* [WHAT THIS TASK INVOLVES] Filter for the word "nouns" and keep each matching line.

* [INFORMATION GIVEN]
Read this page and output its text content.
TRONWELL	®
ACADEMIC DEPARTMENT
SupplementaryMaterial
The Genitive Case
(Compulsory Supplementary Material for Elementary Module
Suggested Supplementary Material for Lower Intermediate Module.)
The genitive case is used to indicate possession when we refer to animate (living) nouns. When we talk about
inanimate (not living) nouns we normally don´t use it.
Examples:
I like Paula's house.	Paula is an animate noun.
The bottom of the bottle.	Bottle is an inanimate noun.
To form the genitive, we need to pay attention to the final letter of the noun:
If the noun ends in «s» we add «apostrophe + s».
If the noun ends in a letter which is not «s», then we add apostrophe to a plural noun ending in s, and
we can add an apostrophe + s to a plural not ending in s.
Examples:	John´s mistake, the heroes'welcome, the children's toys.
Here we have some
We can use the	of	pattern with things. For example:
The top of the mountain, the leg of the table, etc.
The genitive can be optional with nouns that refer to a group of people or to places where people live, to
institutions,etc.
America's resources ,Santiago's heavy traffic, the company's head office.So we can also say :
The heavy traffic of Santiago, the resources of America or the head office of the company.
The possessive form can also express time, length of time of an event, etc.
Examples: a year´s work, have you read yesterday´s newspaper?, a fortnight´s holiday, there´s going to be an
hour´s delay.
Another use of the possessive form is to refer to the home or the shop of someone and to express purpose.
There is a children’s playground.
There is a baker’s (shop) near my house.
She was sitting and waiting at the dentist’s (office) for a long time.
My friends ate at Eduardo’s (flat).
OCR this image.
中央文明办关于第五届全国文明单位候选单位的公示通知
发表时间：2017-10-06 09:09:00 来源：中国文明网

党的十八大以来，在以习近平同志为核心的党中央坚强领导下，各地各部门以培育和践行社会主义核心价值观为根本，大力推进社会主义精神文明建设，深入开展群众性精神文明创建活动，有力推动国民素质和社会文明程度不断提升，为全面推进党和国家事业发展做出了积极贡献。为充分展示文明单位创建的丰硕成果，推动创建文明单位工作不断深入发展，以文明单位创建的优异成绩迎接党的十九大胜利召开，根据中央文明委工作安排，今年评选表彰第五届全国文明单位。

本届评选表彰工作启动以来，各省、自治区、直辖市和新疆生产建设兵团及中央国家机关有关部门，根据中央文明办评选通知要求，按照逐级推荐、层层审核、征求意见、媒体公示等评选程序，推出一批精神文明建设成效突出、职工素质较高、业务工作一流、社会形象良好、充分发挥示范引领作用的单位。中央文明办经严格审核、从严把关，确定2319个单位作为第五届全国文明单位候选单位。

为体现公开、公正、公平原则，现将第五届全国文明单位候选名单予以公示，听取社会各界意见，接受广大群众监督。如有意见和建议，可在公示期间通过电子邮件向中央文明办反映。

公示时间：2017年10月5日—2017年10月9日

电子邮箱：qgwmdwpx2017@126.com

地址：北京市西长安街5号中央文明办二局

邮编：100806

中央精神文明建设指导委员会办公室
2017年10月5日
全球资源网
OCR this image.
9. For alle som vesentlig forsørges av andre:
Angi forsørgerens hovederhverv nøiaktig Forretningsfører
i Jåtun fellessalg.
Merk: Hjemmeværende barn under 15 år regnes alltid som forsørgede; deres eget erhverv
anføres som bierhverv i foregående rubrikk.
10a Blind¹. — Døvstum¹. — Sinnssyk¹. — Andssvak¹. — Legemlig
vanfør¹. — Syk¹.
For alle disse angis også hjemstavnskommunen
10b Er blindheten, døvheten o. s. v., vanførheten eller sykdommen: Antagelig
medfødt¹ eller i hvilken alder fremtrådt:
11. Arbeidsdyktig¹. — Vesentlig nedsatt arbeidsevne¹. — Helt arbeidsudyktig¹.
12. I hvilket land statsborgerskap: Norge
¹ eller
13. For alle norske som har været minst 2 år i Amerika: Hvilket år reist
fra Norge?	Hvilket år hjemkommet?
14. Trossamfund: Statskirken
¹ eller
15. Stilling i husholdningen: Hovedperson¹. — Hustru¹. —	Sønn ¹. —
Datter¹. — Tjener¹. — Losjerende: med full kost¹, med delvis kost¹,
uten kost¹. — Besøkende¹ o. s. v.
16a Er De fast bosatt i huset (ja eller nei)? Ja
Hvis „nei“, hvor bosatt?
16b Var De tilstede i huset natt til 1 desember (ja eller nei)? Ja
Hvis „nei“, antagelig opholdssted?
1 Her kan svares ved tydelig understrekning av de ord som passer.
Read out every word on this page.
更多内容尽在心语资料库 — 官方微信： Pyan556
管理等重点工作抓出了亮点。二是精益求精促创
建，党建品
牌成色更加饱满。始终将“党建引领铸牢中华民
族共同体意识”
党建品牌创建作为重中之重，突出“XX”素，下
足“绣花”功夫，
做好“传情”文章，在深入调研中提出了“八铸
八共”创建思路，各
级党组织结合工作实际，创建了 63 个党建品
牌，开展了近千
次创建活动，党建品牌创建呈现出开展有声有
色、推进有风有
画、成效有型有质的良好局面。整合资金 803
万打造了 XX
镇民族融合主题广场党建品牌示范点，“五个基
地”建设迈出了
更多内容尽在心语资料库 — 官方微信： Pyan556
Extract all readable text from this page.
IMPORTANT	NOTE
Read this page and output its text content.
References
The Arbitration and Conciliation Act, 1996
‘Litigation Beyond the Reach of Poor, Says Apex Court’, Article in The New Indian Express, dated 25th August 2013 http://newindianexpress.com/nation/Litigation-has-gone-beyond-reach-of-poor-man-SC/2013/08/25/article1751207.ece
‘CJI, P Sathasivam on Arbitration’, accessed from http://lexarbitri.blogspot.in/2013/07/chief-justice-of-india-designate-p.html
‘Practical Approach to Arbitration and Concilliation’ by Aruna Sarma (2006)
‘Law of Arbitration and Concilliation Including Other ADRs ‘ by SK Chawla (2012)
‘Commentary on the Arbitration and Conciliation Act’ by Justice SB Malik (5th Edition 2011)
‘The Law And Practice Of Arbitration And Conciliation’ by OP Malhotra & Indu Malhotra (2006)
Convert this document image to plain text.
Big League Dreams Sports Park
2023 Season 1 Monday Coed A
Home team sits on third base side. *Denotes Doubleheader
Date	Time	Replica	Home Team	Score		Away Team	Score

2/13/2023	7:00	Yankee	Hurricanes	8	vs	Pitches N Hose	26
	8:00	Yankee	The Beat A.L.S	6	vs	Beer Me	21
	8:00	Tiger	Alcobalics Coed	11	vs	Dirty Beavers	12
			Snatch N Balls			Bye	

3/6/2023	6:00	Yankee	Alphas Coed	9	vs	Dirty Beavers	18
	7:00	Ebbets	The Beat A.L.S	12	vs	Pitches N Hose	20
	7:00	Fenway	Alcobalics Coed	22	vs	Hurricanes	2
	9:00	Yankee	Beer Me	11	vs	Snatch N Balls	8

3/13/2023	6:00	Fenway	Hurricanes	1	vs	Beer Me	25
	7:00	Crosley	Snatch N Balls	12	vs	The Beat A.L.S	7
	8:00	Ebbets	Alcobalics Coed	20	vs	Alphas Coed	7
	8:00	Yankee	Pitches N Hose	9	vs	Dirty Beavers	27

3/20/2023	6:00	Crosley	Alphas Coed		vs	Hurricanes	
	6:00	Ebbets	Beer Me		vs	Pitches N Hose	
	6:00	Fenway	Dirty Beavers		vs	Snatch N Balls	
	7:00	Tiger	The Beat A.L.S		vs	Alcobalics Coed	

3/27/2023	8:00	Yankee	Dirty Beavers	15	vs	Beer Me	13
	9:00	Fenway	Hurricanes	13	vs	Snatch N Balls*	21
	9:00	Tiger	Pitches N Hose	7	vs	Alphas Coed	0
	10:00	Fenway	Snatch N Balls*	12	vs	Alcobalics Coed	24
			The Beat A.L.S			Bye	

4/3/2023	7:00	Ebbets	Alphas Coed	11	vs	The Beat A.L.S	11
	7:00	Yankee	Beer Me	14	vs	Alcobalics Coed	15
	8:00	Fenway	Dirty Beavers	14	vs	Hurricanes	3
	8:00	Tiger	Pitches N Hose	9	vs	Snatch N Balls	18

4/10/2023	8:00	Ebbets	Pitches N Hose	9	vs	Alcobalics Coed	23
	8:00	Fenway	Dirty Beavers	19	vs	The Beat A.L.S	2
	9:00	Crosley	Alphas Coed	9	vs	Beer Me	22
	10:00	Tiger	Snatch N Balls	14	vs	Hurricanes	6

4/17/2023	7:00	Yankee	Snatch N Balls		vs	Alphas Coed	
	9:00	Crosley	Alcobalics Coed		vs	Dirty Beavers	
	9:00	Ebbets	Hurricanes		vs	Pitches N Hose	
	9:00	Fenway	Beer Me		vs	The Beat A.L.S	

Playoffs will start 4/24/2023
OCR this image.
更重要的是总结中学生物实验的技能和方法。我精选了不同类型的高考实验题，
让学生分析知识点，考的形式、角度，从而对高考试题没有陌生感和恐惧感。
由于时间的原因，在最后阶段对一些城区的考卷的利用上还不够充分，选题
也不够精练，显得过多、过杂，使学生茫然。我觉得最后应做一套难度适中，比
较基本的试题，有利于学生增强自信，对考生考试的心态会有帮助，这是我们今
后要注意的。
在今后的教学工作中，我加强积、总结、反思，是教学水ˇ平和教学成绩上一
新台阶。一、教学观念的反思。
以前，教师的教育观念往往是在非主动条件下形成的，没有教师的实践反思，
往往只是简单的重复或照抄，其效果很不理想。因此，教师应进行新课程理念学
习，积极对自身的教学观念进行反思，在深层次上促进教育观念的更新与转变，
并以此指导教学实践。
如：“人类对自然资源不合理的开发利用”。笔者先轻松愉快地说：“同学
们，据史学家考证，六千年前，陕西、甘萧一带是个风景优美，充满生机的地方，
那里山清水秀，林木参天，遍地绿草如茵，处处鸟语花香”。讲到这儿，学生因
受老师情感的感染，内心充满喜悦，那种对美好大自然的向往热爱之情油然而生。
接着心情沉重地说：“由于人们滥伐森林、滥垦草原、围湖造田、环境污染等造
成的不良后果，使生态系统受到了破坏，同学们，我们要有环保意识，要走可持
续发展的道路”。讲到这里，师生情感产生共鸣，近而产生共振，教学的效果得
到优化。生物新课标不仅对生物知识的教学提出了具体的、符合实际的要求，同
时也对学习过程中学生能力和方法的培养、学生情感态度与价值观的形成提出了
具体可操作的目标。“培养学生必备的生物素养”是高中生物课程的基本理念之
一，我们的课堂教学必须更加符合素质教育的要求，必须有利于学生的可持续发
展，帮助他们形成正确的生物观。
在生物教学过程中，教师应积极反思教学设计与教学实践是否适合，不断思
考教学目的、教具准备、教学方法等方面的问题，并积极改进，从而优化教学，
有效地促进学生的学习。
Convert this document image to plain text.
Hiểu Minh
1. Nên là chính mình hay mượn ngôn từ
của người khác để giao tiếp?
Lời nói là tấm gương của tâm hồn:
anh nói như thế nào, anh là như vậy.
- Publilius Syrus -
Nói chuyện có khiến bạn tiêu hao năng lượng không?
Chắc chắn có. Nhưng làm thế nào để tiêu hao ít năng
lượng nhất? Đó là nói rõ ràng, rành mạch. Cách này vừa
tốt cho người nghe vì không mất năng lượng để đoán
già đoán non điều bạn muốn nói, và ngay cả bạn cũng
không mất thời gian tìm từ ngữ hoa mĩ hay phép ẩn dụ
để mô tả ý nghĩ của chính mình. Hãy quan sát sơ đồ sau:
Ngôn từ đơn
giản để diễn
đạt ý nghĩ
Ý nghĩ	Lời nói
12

* [RESPONSE FOR THIS EXERCISE]
The genitive case is used to indicate possession when we refer to animate (living) nouns. When we talk about
inanimate (not living) nouns we normally don´t use it.
The genitive can be optional with nouns that refer to a group of people or to places where people live, to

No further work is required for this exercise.